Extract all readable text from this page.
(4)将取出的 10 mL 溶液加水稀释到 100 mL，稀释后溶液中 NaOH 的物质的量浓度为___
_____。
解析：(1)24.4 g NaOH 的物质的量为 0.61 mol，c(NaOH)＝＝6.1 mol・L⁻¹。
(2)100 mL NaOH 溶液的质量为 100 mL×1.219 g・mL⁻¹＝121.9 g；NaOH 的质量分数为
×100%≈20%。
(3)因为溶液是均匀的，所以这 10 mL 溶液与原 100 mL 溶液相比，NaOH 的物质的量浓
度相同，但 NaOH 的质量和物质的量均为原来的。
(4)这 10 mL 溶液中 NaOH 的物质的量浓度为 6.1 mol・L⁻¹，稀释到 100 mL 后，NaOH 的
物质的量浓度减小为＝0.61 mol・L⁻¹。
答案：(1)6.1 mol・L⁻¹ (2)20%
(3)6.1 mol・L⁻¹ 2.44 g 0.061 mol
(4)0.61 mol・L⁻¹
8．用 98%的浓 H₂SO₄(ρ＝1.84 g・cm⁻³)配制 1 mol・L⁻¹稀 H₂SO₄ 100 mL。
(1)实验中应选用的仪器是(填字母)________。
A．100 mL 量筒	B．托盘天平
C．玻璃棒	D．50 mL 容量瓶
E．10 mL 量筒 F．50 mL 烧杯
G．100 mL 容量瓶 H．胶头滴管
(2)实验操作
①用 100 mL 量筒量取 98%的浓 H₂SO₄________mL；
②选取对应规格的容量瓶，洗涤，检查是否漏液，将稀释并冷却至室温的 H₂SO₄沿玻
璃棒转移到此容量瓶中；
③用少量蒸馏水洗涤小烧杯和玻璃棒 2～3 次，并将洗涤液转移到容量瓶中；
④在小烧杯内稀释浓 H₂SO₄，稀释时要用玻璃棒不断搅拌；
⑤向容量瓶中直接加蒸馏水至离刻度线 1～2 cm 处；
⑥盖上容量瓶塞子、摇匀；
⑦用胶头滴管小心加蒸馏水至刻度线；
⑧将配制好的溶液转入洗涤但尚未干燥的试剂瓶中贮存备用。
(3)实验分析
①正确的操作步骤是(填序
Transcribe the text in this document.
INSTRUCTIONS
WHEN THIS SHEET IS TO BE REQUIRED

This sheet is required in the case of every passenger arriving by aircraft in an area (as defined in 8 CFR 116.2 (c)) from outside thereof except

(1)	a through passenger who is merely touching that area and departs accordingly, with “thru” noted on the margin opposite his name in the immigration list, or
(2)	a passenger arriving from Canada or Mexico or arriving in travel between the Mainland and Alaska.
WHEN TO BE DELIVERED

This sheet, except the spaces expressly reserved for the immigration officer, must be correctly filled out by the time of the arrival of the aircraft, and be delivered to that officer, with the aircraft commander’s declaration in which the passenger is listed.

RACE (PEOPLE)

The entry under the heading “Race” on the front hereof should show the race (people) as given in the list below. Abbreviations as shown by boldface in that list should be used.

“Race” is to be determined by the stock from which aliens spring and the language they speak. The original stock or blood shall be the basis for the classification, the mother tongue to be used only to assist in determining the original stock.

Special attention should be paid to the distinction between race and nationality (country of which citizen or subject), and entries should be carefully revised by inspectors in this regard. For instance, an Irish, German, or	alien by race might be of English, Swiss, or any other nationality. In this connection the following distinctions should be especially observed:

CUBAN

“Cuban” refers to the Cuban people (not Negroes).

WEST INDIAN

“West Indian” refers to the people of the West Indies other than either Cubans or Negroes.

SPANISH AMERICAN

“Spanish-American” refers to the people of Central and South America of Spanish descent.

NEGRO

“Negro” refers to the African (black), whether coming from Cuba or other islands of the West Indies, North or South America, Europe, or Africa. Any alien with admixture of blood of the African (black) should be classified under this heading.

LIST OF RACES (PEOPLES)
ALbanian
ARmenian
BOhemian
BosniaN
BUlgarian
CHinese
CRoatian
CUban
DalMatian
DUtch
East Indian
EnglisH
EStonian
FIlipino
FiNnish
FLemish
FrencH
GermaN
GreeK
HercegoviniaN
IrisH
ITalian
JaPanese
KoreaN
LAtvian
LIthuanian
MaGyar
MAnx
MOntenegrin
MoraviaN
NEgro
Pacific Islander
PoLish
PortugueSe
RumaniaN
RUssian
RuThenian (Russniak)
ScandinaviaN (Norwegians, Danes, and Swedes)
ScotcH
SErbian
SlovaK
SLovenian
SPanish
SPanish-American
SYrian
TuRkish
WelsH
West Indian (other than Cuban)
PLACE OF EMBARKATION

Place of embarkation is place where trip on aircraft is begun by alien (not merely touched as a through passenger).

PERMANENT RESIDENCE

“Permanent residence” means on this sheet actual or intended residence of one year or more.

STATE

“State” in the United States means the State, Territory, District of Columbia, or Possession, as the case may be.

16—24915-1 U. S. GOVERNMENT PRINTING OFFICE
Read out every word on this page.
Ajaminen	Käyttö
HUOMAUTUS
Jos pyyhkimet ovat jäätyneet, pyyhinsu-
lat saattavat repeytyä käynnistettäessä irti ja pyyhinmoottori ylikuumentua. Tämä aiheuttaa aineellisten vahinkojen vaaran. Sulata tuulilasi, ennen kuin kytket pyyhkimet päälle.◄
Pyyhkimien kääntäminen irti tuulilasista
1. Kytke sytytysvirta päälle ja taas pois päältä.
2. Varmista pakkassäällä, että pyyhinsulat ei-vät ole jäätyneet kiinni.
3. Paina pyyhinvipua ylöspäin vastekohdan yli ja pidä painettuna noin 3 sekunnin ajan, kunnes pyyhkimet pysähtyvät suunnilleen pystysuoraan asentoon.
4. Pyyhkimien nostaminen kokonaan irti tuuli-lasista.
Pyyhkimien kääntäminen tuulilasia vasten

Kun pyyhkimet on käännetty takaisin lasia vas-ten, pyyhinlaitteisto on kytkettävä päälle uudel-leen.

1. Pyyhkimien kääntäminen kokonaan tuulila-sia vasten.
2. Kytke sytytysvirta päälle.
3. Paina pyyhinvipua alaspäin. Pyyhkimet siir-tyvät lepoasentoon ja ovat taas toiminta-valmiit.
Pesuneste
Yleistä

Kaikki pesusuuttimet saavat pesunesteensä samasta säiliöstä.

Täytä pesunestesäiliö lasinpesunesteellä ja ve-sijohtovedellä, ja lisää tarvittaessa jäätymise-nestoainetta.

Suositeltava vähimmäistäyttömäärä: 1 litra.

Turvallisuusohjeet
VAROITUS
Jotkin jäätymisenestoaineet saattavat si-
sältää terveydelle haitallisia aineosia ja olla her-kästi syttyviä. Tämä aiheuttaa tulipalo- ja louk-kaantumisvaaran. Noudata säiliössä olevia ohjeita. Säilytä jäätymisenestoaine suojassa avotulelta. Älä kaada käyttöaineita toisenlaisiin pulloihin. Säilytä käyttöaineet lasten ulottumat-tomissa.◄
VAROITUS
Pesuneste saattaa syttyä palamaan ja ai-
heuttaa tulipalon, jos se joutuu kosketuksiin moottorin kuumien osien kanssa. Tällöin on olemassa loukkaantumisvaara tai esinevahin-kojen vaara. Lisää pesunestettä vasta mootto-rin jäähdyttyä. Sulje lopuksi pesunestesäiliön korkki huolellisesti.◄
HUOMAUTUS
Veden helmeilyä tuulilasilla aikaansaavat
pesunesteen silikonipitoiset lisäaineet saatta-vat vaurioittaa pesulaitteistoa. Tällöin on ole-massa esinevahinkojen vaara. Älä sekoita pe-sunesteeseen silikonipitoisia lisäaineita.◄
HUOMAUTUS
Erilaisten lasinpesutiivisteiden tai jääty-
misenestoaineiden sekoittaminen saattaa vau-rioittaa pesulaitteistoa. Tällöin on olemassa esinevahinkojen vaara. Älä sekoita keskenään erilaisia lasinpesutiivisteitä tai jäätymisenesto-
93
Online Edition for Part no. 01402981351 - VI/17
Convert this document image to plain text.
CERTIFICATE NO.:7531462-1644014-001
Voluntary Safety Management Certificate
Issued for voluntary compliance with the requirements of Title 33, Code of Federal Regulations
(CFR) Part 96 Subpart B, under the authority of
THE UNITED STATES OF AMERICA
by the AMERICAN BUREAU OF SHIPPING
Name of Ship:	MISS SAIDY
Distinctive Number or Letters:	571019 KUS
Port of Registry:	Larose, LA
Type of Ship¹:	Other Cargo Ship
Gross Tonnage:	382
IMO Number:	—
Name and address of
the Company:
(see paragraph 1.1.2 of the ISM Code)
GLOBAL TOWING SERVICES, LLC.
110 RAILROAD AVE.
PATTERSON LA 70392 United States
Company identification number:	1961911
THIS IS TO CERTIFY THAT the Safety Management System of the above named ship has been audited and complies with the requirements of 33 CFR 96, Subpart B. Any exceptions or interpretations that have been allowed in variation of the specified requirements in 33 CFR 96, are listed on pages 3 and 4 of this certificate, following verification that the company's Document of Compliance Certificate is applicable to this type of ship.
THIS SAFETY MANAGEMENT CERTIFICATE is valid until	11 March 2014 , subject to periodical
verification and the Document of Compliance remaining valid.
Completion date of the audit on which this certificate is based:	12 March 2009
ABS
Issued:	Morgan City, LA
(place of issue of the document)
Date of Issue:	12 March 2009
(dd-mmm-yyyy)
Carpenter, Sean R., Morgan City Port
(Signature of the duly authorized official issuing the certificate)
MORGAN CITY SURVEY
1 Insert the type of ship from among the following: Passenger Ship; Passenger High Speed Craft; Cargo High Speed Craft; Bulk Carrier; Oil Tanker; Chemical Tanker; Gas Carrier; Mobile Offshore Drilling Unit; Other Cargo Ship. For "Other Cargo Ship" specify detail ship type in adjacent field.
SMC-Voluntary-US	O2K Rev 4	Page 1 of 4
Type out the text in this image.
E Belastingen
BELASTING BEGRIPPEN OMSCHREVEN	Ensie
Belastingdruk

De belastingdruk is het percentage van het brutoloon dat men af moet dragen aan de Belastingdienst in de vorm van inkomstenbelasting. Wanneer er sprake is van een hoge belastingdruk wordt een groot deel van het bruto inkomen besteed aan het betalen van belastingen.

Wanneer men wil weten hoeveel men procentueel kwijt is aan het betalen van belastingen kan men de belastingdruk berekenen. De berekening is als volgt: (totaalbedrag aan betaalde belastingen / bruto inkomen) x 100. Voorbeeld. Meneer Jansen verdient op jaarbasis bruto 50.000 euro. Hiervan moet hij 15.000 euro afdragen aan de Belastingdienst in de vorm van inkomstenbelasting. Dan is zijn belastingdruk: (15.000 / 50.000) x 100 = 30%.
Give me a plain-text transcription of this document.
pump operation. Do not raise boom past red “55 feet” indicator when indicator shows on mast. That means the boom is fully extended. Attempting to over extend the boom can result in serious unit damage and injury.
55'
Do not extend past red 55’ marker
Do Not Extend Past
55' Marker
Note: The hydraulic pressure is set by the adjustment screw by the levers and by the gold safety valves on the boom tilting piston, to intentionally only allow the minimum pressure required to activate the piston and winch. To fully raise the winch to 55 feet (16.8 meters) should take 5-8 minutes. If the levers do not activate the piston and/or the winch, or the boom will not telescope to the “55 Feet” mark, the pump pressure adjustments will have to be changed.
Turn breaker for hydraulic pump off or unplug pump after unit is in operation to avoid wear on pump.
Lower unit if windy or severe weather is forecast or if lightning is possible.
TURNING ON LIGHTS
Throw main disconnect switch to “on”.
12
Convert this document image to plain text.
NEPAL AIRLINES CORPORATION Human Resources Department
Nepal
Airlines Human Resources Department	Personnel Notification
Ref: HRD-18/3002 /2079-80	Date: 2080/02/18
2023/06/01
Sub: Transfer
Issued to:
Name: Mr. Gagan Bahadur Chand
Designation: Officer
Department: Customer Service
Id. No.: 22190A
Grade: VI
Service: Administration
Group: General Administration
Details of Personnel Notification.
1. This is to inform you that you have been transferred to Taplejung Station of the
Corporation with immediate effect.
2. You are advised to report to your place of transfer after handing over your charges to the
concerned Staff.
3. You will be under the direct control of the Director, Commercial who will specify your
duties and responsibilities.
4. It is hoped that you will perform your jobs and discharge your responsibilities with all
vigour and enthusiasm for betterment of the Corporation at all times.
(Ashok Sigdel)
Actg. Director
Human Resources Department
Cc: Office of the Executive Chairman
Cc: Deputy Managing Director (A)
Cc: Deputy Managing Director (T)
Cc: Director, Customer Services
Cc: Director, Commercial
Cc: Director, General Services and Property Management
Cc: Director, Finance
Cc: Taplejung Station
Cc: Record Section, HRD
........
Collect from the data above every line that includes "Cargo".

> EXERCISE RESULT:
Type of Ship¹:	Other Cargo Ship
1 Insert the type of ship from among the following: Passenger Ship; Passenger High Speed Craft; Cargo High Speed Craft; Bulk Carrier; Oil Tanker; Chemical Tanker; Gas Carrier; Mobile Offshore Drilling Unit; Other Cargo Ship. For "Other Cargo Ship" specify detail ship type in adjacent field.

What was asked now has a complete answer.